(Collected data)

* Start *

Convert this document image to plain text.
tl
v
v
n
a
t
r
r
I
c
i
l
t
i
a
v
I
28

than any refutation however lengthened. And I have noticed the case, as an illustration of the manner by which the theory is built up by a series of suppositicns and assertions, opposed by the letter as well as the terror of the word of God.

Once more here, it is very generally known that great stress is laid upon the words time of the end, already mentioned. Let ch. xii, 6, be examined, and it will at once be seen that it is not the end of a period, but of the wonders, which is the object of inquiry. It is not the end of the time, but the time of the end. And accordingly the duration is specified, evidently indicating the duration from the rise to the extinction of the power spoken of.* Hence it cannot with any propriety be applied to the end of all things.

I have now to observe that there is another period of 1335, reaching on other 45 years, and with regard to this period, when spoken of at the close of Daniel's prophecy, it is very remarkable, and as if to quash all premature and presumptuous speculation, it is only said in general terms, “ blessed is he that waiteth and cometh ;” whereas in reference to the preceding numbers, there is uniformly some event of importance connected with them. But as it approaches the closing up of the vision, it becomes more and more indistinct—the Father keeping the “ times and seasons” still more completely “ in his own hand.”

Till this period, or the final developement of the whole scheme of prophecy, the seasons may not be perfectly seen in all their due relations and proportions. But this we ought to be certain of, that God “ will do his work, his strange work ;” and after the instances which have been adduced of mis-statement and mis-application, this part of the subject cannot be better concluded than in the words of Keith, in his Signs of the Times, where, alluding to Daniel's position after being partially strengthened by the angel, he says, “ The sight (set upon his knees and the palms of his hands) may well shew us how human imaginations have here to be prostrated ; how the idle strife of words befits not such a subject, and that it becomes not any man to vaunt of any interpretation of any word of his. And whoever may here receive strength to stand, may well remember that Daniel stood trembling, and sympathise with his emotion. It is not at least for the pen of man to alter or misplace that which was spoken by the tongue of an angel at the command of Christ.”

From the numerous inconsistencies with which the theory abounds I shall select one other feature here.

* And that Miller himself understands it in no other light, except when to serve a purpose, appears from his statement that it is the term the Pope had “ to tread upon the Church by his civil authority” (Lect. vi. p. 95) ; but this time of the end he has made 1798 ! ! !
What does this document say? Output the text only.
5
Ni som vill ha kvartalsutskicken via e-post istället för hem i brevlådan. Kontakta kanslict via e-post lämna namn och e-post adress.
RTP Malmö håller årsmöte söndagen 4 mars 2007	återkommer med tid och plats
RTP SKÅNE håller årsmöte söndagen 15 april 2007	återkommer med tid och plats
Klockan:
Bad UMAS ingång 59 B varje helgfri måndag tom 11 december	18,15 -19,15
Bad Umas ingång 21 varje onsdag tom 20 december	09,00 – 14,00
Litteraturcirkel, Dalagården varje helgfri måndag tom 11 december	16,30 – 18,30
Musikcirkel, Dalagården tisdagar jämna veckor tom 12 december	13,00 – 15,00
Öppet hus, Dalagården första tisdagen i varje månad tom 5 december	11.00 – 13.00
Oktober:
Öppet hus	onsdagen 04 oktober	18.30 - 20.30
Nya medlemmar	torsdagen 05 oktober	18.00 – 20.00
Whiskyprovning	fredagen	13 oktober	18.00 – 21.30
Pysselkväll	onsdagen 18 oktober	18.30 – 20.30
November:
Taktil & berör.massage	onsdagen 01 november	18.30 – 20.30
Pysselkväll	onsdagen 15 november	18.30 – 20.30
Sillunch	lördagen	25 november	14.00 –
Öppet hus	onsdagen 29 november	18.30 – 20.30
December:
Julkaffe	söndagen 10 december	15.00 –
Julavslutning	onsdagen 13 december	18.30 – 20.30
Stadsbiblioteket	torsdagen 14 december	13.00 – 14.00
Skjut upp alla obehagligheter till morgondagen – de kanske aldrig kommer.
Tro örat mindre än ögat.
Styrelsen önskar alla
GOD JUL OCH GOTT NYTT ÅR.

* End *

▶ [Stated exercise]: Return every line from the records above that holds the word "Öppet".

▶ [The completed task]:
Öppet hus, Dalagården första tisdagen i varje månad tom 5 december	11.00 – 13.00
Öppet hus	onsdagen 04 oktober	18.30 - 20.30
Öppet hus	onsdagen 29 november	18.30 – 20.30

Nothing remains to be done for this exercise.